→ Problem to solve
Collect each line containing "Biên".

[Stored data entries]
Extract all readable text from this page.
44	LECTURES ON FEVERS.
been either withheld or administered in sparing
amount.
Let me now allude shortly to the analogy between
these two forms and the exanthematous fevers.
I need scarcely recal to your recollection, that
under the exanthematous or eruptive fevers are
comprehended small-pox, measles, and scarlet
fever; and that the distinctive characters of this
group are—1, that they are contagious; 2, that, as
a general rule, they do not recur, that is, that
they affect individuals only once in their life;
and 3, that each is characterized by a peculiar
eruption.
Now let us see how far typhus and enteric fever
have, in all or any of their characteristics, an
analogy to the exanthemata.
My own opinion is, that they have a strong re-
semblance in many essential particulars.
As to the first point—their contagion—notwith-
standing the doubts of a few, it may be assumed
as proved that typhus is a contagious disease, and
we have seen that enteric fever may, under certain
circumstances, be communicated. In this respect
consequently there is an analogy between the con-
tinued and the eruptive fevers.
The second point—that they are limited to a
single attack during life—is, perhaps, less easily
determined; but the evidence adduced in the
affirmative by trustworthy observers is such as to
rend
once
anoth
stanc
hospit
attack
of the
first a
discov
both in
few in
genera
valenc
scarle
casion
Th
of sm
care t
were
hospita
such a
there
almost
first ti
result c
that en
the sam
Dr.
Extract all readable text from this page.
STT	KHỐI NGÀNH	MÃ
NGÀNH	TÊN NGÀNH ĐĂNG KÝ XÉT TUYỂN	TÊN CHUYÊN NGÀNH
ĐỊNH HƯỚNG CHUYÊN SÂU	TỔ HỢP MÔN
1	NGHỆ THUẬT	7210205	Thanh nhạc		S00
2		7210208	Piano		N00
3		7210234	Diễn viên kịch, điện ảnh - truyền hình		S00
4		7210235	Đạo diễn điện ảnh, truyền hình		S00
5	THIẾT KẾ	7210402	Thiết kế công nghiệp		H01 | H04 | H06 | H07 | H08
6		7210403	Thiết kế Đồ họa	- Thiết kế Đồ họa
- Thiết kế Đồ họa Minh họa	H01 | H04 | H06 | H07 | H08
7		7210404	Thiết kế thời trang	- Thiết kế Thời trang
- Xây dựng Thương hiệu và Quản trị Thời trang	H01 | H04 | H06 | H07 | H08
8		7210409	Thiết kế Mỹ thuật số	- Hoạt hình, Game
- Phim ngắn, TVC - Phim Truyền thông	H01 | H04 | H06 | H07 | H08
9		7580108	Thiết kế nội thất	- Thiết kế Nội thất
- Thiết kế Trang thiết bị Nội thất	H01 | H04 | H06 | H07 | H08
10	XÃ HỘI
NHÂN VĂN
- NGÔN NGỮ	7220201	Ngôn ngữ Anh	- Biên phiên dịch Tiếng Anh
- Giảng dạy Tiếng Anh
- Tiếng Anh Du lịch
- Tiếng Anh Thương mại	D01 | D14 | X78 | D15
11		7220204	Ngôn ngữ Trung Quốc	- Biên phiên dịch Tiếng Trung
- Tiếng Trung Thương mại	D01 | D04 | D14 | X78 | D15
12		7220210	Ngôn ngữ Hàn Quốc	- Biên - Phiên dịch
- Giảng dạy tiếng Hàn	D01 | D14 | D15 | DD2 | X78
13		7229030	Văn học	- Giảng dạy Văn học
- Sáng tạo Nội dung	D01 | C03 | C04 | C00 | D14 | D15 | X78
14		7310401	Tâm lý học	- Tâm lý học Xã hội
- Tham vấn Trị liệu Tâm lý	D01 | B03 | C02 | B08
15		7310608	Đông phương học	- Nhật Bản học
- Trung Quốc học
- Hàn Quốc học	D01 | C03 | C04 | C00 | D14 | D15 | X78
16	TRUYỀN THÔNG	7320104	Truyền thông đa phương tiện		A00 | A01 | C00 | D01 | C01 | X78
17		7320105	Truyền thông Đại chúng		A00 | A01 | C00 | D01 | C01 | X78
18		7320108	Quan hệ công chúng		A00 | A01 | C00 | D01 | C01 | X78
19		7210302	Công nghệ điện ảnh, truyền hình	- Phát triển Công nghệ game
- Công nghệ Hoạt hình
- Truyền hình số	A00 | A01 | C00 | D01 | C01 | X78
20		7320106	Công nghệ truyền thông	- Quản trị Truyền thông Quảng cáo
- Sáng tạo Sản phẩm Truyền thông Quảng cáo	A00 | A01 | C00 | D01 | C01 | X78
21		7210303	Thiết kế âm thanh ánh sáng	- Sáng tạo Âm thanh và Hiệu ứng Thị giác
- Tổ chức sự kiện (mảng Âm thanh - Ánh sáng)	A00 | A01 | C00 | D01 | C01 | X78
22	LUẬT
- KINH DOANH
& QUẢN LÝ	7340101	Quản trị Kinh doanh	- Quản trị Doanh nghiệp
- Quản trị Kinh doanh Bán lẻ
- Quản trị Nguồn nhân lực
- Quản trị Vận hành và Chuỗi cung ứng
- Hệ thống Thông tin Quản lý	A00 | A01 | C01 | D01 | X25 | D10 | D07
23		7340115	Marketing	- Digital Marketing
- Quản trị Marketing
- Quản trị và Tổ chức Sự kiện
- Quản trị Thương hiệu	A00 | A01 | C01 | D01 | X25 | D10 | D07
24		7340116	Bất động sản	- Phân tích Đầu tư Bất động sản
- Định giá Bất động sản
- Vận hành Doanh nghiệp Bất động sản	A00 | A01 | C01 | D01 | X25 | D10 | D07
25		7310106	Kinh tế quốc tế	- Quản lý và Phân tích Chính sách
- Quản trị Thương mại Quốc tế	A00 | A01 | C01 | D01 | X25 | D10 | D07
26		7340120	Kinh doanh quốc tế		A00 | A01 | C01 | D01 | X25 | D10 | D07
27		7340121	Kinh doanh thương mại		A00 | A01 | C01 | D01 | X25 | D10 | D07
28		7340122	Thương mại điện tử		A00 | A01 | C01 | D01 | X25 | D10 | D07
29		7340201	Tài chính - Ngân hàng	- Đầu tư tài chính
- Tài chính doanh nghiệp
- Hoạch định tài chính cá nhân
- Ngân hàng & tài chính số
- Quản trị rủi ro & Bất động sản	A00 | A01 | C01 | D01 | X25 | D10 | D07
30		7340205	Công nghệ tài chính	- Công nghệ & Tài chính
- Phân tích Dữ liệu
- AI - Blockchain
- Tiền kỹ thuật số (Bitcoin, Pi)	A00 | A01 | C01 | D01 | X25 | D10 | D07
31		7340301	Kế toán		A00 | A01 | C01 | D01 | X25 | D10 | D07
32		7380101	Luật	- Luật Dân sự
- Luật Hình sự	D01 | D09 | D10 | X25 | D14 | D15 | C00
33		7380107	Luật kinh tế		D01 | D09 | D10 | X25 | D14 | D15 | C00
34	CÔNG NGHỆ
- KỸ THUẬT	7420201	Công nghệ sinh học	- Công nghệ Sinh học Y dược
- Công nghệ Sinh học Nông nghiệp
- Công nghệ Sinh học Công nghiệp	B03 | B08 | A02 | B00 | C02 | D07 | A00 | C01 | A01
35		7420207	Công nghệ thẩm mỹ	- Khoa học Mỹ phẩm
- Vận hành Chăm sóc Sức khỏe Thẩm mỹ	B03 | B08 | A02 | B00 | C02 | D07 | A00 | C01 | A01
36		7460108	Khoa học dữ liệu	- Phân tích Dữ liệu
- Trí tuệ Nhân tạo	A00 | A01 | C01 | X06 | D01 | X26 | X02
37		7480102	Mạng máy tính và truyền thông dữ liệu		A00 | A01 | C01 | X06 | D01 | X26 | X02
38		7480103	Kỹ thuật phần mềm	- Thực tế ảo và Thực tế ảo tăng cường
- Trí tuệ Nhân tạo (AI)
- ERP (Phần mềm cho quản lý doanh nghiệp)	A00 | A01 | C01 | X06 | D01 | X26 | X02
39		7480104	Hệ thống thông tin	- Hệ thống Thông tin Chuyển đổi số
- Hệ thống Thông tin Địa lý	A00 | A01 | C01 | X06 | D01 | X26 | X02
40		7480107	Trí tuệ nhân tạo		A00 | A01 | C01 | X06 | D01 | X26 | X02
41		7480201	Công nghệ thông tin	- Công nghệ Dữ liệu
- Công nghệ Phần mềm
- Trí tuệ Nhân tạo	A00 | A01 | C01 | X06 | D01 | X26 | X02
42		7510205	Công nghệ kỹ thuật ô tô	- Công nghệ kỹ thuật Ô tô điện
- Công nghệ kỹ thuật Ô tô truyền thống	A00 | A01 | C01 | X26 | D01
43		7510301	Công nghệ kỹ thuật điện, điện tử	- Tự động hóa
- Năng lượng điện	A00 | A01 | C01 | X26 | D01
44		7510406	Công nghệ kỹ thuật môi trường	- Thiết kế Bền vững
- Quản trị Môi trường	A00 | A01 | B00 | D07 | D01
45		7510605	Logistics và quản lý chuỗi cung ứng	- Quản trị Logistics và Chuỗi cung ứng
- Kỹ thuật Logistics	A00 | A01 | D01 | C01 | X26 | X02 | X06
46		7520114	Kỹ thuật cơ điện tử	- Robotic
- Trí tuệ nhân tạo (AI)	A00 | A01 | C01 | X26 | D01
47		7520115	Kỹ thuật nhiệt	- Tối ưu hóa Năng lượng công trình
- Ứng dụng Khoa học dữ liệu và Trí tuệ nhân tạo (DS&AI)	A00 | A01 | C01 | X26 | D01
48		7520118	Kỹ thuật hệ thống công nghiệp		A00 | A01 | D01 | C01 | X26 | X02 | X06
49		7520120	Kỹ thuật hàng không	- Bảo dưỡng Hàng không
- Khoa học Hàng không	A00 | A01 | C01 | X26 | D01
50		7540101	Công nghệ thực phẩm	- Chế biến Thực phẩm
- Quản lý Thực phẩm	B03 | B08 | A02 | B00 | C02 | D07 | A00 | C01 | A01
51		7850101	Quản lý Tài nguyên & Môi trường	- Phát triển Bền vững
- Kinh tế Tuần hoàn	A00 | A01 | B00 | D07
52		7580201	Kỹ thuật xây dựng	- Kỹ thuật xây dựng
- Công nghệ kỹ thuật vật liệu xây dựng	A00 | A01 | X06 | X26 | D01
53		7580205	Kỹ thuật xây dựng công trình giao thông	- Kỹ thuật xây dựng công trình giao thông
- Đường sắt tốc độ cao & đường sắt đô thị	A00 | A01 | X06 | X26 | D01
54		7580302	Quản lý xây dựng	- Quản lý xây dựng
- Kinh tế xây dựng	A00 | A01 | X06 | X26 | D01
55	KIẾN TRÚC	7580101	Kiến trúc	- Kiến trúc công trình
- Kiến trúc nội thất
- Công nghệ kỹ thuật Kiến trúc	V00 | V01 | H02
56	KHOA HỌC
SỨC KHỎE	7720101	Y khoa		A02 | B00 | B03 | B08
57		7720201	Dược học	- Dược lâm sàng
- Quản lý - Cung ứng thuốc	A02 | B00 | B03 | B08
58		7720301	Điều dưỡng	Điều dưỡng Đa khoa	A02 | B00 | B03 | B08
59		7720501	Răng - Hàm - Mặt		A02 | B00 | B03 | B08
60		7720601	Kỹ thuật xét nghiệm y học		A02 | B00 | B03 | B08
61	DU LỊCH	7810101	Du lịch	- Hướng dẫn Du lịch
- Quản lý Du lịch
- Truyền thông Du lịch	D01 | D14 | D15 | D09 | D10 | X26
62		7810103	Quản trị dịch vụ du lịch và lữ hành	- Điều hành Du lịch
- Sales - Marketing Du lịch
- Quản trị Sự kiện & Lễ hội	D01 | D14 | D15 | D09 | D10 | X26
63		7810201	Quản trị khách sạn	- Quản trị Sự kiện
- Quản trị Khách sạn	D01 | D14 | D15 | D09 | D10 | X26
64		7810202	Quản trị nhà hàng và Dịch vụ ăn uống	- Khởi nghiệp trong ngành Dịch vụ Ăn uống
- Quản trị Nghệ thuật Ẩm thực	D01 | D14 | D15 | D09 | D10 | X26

→ Solution to the problem
- NGÔN NGỮ	7220201	Ngôn ngữ Anh	- Biên phiên dịch Tiếng Anh
11		7220204	Ngôn ngữ Trung Quốc	- Biên phiên dịch Tiếng Trung
12		7220210	Ngôn ngữ Hàn Quốc	- Biên - Phiên dịch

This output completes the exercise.